Given instruction
Write out every entry word for word.

[Records from a dataset]
※ ※ ※
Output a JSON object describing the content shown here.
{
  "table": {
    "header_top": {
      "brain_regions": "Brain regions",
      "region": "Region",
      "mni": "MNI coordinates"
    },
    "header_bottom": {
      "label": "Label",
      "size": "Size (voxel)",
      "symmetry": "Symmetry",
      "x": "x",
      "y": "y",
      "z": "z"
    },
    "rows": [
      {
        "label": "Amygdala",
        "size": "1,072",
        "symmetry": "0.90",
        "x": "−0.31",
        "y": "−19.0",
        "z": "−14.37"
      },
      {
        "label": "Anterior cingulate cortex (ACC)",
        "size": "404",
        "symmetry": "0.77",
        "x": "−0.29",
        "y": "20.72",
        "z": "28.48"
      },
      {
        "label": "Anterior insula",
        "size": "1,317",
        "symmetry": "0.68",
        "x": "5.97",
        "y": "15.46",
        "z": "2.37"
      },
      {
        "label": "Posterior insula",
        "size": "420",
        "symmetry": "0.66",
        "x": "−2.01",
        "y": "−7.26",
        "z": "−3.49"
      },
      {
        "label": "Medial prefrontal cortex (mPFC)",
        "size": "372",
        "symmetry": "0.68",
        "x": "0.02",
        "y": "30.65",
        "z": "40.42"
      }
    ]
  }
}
※ ※ ※
The completed task
Output a JSON object describing the content shown here.
{
  "table": {
    "header_top": {
      "brain_regions": "Brain regions",
      "region": "Region",
      "mni": "MNI coordinates"
    },
    "header_bottom": {
      "label": "Label",
      "size": "Size (voxel)",
      "symmetry": "Symmetry",
      "x": "x",
      "y": "y",
      "z": "z"
    },
    "rows": [
      {
        "label": "Amygdala",
        "size": "1,072",
        "symmetry": "0.90",
        "x": "−0.31",
        "y": "−19.0",
        "z": "−14.37"
      },
      {
        "label": "Anterior cingulate cortex (ACC)",
        "size": "404",
        "symmetry": "0.77",
        "x": "−0.29",
        "y": "20.72",
        "z": "28.48"
      },
      {
        "label": "Anterior insula",
        "size": "1,317",
        "symmetry": "0.68",
        "x": "5.97",
        "y": "15.46",
        "z": "2.37"
      },
      {
        "label": "Posterior insula",
        "size": "420",
        "symmetry": "0.66",
        "x": "−2.01",
        "y": "−7.26",
        "z": "−3.49"
      },
      {
        "label": "Medial prefrontal cortex (mPFC)",
        "size": "372",
        "symmetry": "0.68",
        "x": "0.02",
        "y": "30.65",
        "z": "40.42"
      }
    ]
  }
}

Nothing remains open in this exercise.